• **Written task**
Scan the records below for lines with the word "phải", then state how many you find and nothing else.
+-------+
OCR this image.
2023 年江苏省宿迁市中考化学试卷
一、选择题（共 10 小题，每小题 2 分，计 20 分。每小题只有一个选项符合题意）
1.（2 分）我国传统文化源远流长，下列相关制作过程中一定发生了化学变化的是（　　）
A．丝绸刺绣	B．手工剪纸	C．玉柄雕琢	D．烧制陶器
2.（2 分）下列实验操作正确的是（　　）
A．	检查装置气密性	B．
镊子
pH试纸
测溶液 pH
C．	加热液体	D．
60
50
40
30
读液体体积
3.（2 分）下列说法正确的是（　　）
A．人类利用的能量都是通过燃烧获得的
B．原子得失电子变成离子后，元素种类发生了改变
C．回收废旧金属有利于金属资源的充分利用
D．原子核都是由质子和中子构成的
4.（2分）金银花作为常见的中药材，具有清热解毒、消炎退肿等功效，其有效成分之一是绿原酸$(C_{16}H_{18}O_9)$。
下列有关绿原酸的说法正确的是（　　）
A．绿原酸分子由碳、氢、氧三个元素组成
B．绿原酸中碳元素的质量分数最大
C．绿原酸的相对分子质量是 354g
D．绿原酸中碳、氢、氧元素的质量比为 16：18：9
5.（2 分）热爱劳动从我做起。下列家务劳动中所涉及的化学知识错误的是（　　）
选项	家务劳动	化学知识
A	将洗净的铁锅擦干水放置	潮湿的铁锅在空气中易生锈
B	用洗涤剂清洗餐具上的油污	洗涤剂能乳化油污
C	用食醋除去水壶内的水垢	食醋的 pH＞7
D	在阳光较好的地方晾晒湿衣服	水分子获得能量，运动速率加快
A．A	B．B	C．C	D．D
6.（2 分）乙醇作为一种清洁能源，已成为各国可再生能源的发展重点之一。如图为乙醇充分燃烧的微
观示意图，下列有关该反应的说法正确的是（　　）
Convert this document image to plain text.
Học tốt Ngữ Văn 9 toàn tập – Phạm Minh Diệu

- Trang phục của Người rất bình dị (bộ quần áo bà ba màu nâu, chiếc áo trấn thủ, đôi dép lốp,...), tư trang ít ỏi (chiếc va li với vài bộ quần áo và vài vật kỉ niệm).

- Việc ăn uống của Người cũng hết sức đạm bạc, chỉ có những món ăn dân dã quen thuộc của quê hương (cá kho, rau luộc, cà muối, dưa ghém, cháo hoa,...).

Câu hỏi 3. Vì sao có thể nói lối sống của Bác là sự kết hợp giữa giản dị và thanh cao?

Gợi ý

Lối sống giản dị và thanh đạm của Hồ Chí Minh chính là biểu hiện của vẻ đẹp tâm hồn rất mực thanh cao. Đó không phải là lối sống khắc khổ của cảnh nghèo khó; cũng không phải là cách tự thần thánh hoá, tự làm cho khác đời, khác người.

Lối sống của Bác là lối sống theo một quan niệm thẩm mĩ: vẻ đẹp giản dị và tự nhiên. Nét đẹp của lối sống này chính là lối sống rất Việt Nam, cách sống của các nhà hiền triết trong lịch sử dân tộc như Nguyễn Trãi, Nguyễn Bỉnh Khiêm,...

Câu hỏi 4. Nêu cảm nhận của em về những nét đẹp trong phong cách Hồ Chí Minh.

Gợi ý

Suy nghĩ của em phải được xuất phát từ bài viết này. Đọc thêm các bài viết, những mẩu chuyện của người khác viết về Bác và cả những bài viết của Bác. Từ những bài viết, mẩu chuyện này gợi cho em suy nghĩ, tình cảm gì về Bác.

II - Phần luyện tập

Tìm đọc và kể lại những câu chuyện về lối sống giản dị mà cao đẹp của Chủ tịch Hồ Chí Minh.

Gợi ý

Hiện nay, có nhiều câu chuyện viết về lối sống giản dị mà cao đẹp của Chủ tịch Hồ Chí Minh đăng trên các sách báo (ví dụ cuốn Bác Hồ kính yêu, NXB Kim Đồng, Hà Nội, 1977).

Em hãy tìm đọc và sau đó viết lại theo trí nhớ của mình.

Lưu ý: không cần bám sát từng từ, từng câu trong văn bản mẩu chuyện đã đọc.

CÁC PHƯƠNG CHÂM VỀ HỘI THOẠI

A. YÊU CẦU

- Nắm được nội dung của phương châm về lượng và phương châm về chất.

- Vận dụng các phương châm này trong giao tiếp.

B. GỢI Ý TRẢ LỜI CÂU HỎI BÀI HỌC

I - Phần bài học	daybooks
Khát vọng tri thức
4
+-------+
• **Exercise solution**
2